ENUNCIADO – Traduce al inglés la siguiente oración del fragmento sobre el éxodo infantil: "No obstante, tenía noción del choque que habían sufrido otros niños de ese masivo éxodo infantil."

FRAGMENTO EXTRAÍDO –
----

Se alzaba el espectro del ideal traicionado, una Revolución que a diario demostraba que había nacido podrida. Para una niña como yo eran tiempos de cantos heroicos y actos de fe patriótica, permeados por un rumor insidioso que se colaba en la conciencia e intentaba corroer la fe católica y distorsionar los valores martianos de mi crianza. Para mi familia, ese fue el detonante. Mi hermano saldría en noviembre del 61. Dos meses más tarde, con un nudo en la garganta, mi hermana y yo entrábamos en la pecera del aeropuerto, el rito de paso antes de abordar un avión de la Pan Am junto a otros pedropanes.
¿Qué esperabas encontrar del “otro lado”?
Mis expectativas eran ambivalentes. Tenía la imagen de celuloide de la vida americana (Verano de amor, Rebelde sin causa, Houseboat, Vecinos y amantes…), pero, por encima de todo, me embargaba la magia de Walt Disney (La dama y el vagabundo, Cenicienta, Fantasía, Alicia en el país de las maravillas…), y me animaba la ilusión de una visita a Disneylandia. No obstante, tenía noción del choque que habían sufrido otros niños de ese masivo éxodo infantil.
Unas primas hermanas, de apenas 8 y 6 años de edad, se encontraban en un foster home en el Medio Oeste americano. Me carteaba con la mayor, quien ya mostraba indicios de un español adulterado: “Hoy lavé mi pelo”, me había escrito un día. Y me aterraba pensar que me podría ocurrir algo semejante. Otra prima, interna presuntamente en un colegio, se quejaba desde un orfelinato: “Aquí me enseñan a ser sucia. Sólo nos dejan bañar una vez a la semana”.

----

FILAS DE DATOS –
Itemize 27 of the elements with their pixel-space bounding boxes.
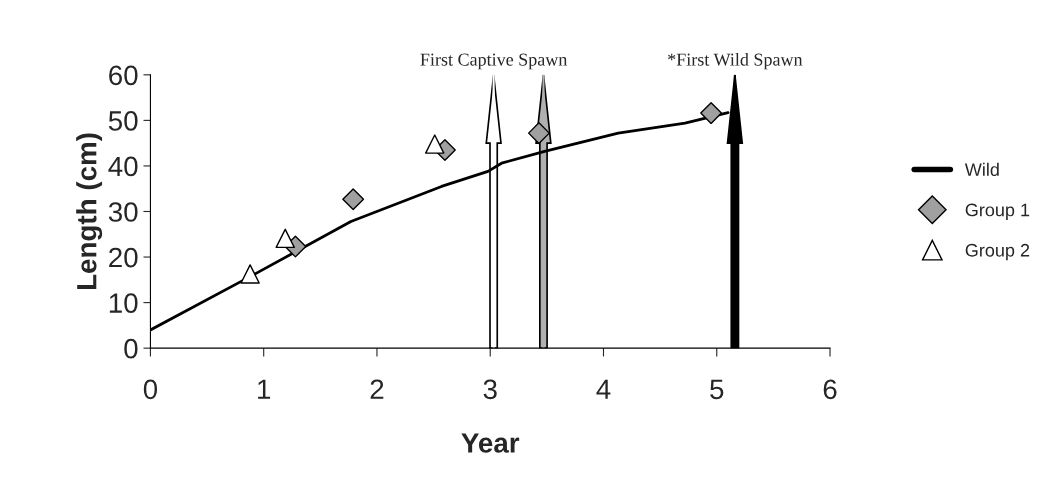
x-tick-label: 2 — [370, 379, 384, 399]
point — [527, 122, 550, 145]
y-tick-label: 40 — [108, 156, 138, 177]
y-tick-label: 30 — [108, 202, 138, 222]
ref-line-label: First Captive Spawn — [420, 53, 568, 70]
point — [275, 228, 295, 249]
point — [342, 188, 365, 211]
point — [700, 102, 723, 125]
legend-label: Wild — [964, 162, 999, 177]
y-tick-label: 20 — [109, 247, 138, 268]
x-tick-label: 6 — [823, 379, 837, 400]
ref-line-label: *First Wild Spawn — [668, 52, 803, 70]
x-tick-label: 4 — [596, 379, 611, 399]
y-tick-label: 10 — [109, 293, 138, 313]
x-axis-title: Year — [461, 433, 520, 453]
point — [240, 264, 260, 284]
y-axis-title: Length (cm) — [76, 133, 103, 290]
y-tick-label: 0 — [124, 338, 138, 359]
point — [424, 134, 445, 154]
x-tick-label: 0 — [143, 379, 158, 400]
legend-label: Group 2 — [965, 243, 1030, 261]
x-tick-label: 1 — [258, 379, 271, 399]
legend-label: Group 1 — [965, 203, 1030, 220]
y-tick-label: 60 — [109, 65, 138, 86]
x-tick-label: 3 — [483, 379, 497, 400]
y-tick-label: 50 — [108, 111, 138, 131]
x-tick-label: 5 — [710, 379, 724, 400]
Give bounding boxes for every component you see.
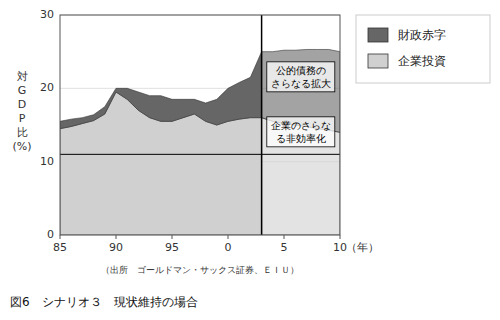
- plot-frame: [60, 15, 340, 235]
- grid: [60, 15, 340, 235]
- x-tick-label: 5: [281, 241, 288, 254]
- x-tick-label: 10: [333, 241, 347, 254]
- annotation-text: 企業のさらなる非効率化: [271, 120, 331, 144]
- title: 図6 シナリオ３ 現状維持の場合: [10, 295, 198, 309]
- x-tick-label: 0: [225, 241, 232, 254]
- legend-swatch: [368, 28, 388, 42]
- x-tick: [340, 235, 341, 239]
- x-tick: [60, 235, 61, 239]
- chart: 01020308590950510（年）対GDP比(%)公的債務のさらなる拡大企…: [0, 0, 500, 320]
- area: [60, 52, 262, 129]
- legend: 財政赤字企業投資: [356, 15, 490, 83]
- y-tick-label: 0: [47, 228, 54, 241]
- reference-line: [60, 154, 340, 155]
- legend-box: [356, 15, 490, 83]
- legend-swatch: [368, 54, 388, 68]
- annotation: 企業のさらなる非効率化: [267, 117, 335, 147]
- plot-area: [60, 15, 340, 235]
- y-tick-label: 10: [40, 155, 54, 168]
- y-axis-label: P: [19, 112, 26, 125]
- annotation-line: さらなる拡大: [271, 78, 331, 89]
- area-forecast: [262, 49, 340, 132]
- annotation-box: [267, 62, 335, 92]
- source: （出所 ゴールドマン・サックス証券、ＥＩＵ）: [101, 265, 299, 275]
- x-tick-label: 85: [53, 241, 67, 254]
- plot-background: [60, 15, 340, 235]
- reference-line: [261, 15, 263, 235]
- annotation-line: 企業のさらな: [271, 120, 331, 131]
- y-axis-label: G: [18, 84, 27, 97]
- x-tick: [228, 235, 229, 239]
- area-forecast: [262, 118, 340, 235]
- x-tick-label: 90: [109, 241, 123, 254]
- x-tick: [284, 235, 285, 239]
- annotation-text: 公的債務のさらなる拡大: [271, 65, 331, 89]
- legend-label: 財政赤字: [398, 28, 446, 42]
- annotation-line: る非効率化: [276, 133, 326, 144]
- y-axis-label: 比: [17, 126, 28, 139]
- annotation-line: 公的債務の: [276, 65, 326, 76]
- x-tick: [116, 235, 117, 239]
- y-tick-label: 20: [40, 81, 54, 94]
- annotation: 公的債務のさらなる拡大: [267, 62, 335, 92]
- legend-label: 企業投資: [398, 54, 446, 68]
- axes: 0 10 20 30 85 90 95 0 5 10: [40, 8, 347, 254]
- annotations: 公的債務のさらなる拡大企業のさらなる非効率化: [267, 62, 335, 147]
- x-axis-label: （年）: [346, 241, 379, 254]
- x-tick: [172, 235, 173, 239]
- y-axis-label: (%): [12, 140, 31, 153]
- y-axis-label: 対: [17, 70, 28, 83]
- y-tick-label: 30: [40, 8, 54, 21]
- x-tick-label: 95: [165, 241, 179, 254]
- y-axis-label: D: [18, 98, 26, 111]
- annotation-box: [267, 117, 335, 147]
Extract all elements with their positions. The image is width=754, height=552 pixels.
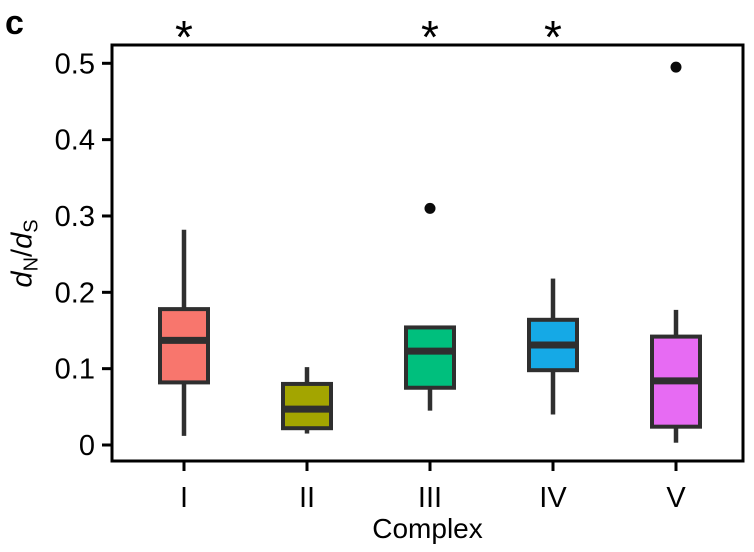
significance-asterisk: * — [421, 11, 439, 63]
x-tick-label: V — [666, 482, 686, 514]
outlier-point — [670, 61, 682, 73]
plot-border — [110, 43, 745, 463]
x-tick-label: III — [418, 482, 442, 514]
significance-asterisk: * — [544, 11, 562, 63]
x-axis-title: Complex — [372, 513, 483, 544]
y-tick-label: 0.4 — [55, 125, 95, 157]
significance-asterisk: * — [175, 11, 193, 63]
y-tick-label: 0.5 — [55, 48, 95, 80]
y-tick-label: 0.3 — [55, 201, 95, 233]
x-tick-label: IV — [539, 482, 567, 514]
y-tick-label: 0.1 — [55, 354, 95, 386]
x-tick-label: I — [180, 482, 188, 514]
y-tick-label: 0.2 — [55, 277, 95, 309]
boxplot-box — [158, 307, 210, 385]
x-tick-label: II — [299, 482, 315, 514]
boxplot-box — [404, 325, 456, 390]
panel-label: c — [5, 4, 24, 42]
outlier-point — [424, 202, 436, 214]
y-tick-label: 0 — [79, 430, 95, 462]
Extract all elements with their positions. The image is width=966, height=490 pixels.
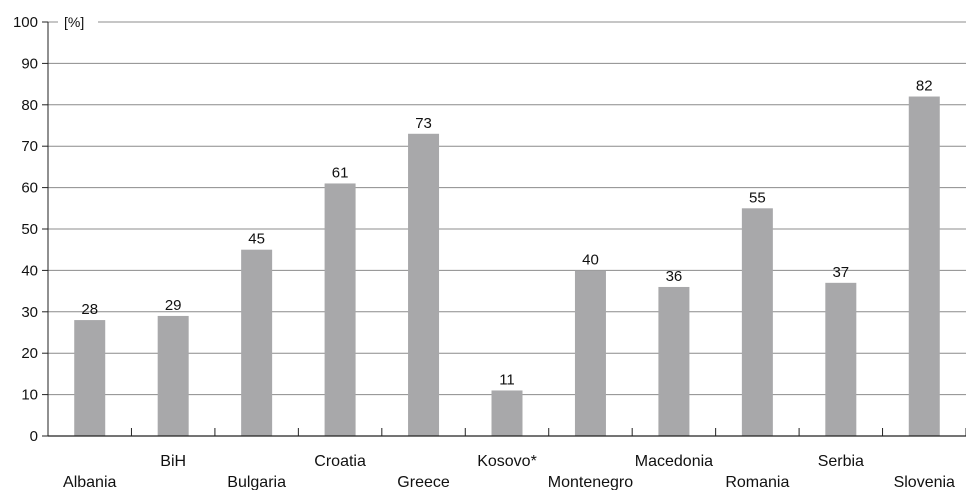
y-tick-label: 70 xyxy=(21,138,38,155)
bars xyxy=(74,96,940,437)
bar xyxy=(324,183,356,436)
y-tick-label: 20 xyxy=(21,345,38,362)
x-category-label: Bulgaria xyxy=(227,474,286,490)
bar xyxy=(658,286,690,436)
x-category-label: Slovenia xyxy=(894,474,955,490)
bar xyxy=(741,208,773,436)
x-category-label: Kosovo* xyxy=(477,453,537,470)
data-label: 37 xyxy=(832,264,849,281)
data-label: 61 xyxy=(332,164,349,181)
bar xyxy=(908,96,940,437)
bar xyxy=(408,133,440,436)
data-label: 40 xyxy=(582,251,599,268)
y-tick-label: 60 xyxy=(21,180,38,197)
x-category-label: Albania xyxy=(63,474,116,490)
data-label: 29 xyxy=(165,297,182,314)
bar xyxy=(74,320,106,436)
data-labels: 28 29 45 61 73 11 40 36 55 37 82 xyxy=(81,78,932,389)
bar xyxy=(157,315,189,436)
y-tick-label: 10 xyxy=(21,387,38,404)
y-tick-label: 0 xyxy=(30,428,38,445)
y-tick-label: 80 xyxy=(21,97,38,114)
data-label: 28 xyxy=(81,301,98,318)
x-axis: Albania BiH Bulgaria Croatia Greece Kosovo* Mo… xyxy=(47,428,966,490)
data-label: 82 xyxy=(916,78,933,95)
bar xyxy=(574,270,606,436)
y-tick-label: 30 xyxy=(21,304,38,321)
data-label: 36 xyxy=(666,268,683,285)
bar xyxy=(825,282,857,436)
gridlines xyxy=(48,21,966,396)
x-category-label: BiH xyxy=(160,453,186,470)
x-category-label: Romania xyxy=(725,474,789,490)
y-tick-label: 100 xyxy=(13,14,38,31)
data-label: 45 xyxy=(248,231,265,248)
unit-label-background xyxy=(58,13,98,31)
x-category-label: Macedonia xyxy=(635,453,713,470)
data-label: 73 xyxy=(415,115,432,132)
x-category-label: Serbia xyxy=(818,453,864,470)
y-axis-ticks: 0 10 20 30 40 50 60 70 80 90 100 xyxy=(13,14,49,445)
y-axis-unit-label: [%] xyxy=(64,14,84,30)
data-label: 55 xyxy=(749,189,766,206)
y-tick-label: 90 xyxy=(21,55,38,72)
x-category-label: Montenegro xyxy=(548,474,633,490)
y-tick-label: 40 xyxy=(21,262,38,279)
bar xyxy=(491,390,523,436)
data-label: 11 xyxy=(499,371,515,388)
bar xyxy=(241,249,273,436)
y-tick-label: 50 xyxy=(21,221,38,238)
x-category-label: Greece xyxy=(397,474,450,490)
x-category-label: Croatia xyxy=(314,453,366,470)
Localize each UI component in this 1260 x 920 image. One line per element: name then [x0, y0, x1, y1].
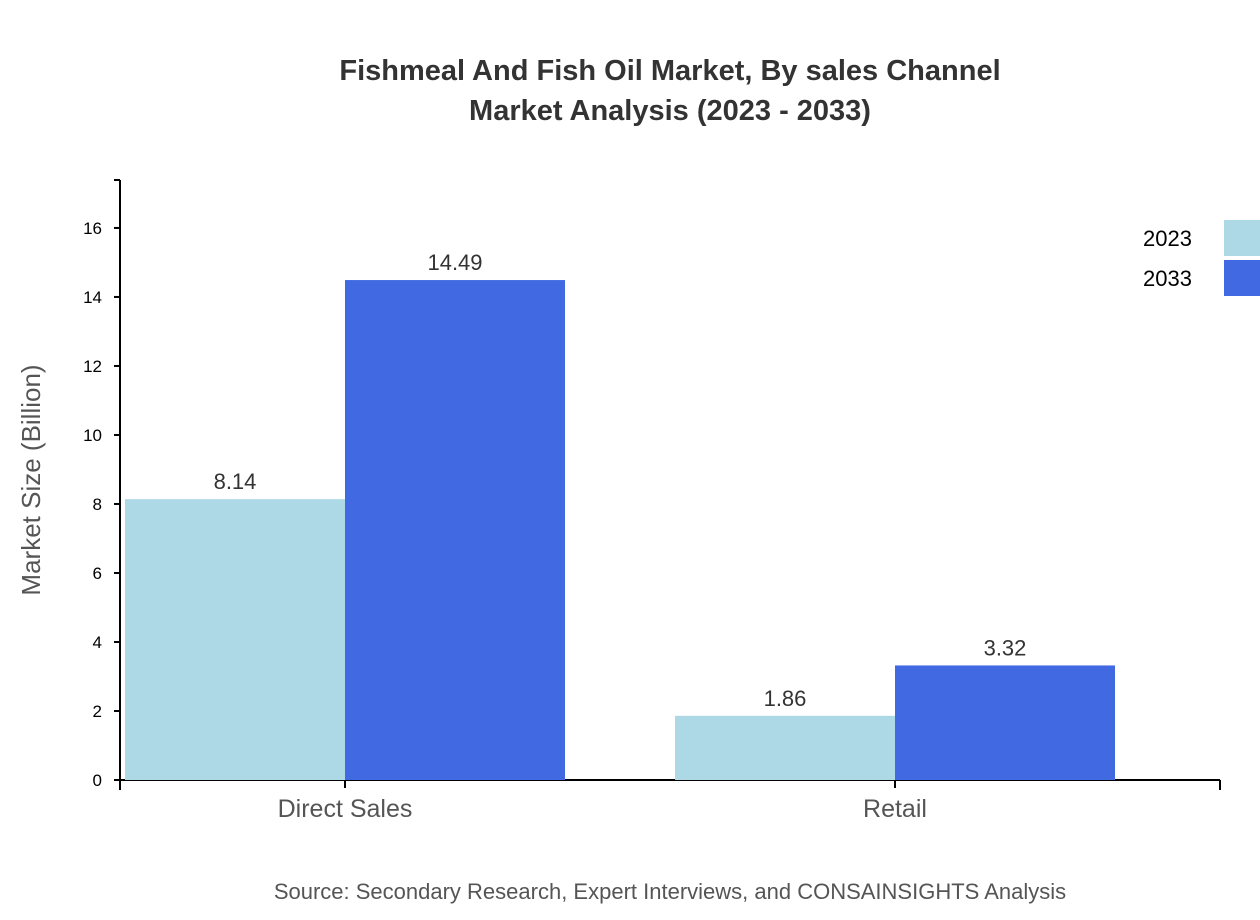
- y-axis-label: Market Size (Billion): [16, 364, 46, 595]
- legend-label: 2033: [1143, 266, 1192, 291]
- legend-swatch-2033: [1224, 260, 1260, 296]
- y-tick-label: 6: [93, 564, 102, 583]
- bar-2023-retail: [675, 715, 895, 780]
- chart-title: Fishmeal And Fish Oil Market, By sales C…: [339, 55, 1000, 87]
- legend-swatch-2023: [1224, 220, 1260, 256]
- bar-2023-direct-sales: [125, 499, 345, 780]
- x-tick-label: Direct Sales: [278, 795, 413, 823]
- data-label: 14.49: [427, 250, 482, 275]
- y-tick-label: 4: [93, 633, 102, 652]
- y-tick-label: 10: [83, 426, 102, 445]
- y-tick-label: 0: [93, 771, 102, 790]
- data-label: 1.86: [764, 686, 807, 711]
- y-tick-label: 14: [83, 288, 102, 307]
- source-note: Source: Secondary Research, Expert Inter…: [274, 879, 1066, 904]
- y-tick-label: 16: [83, 219, 102, 238]
- bar-2033-direct-sales: [345, 280, 565, 780]
- data-label: 8.14: [214, 469, 257, 494]
- bar-2033-retail: [895, 665, 1115, 780]
- y-tick-label: 2: [93, 702, 102, 721]
- chart-subtitle: Market Analysis (2023 - 2033): [469, 95, 871, 127]
- y-tick-label: 8: [93, 495, 102, 514]
- x-tick-label: Retail: [863, 795, 927, 823]
- data-label: 3.32: [984, 635, 1027, 660]
- y-tick-label: 12: [83, 357, 102, 376]
- legend-label: 2023: [1143, 226, 1192, 251]
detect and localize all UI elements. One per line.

----

RESULTADO DEL EJERCICIO – Nevertheless, I was aware of the shock that other children in that massive exodus of children had suffered.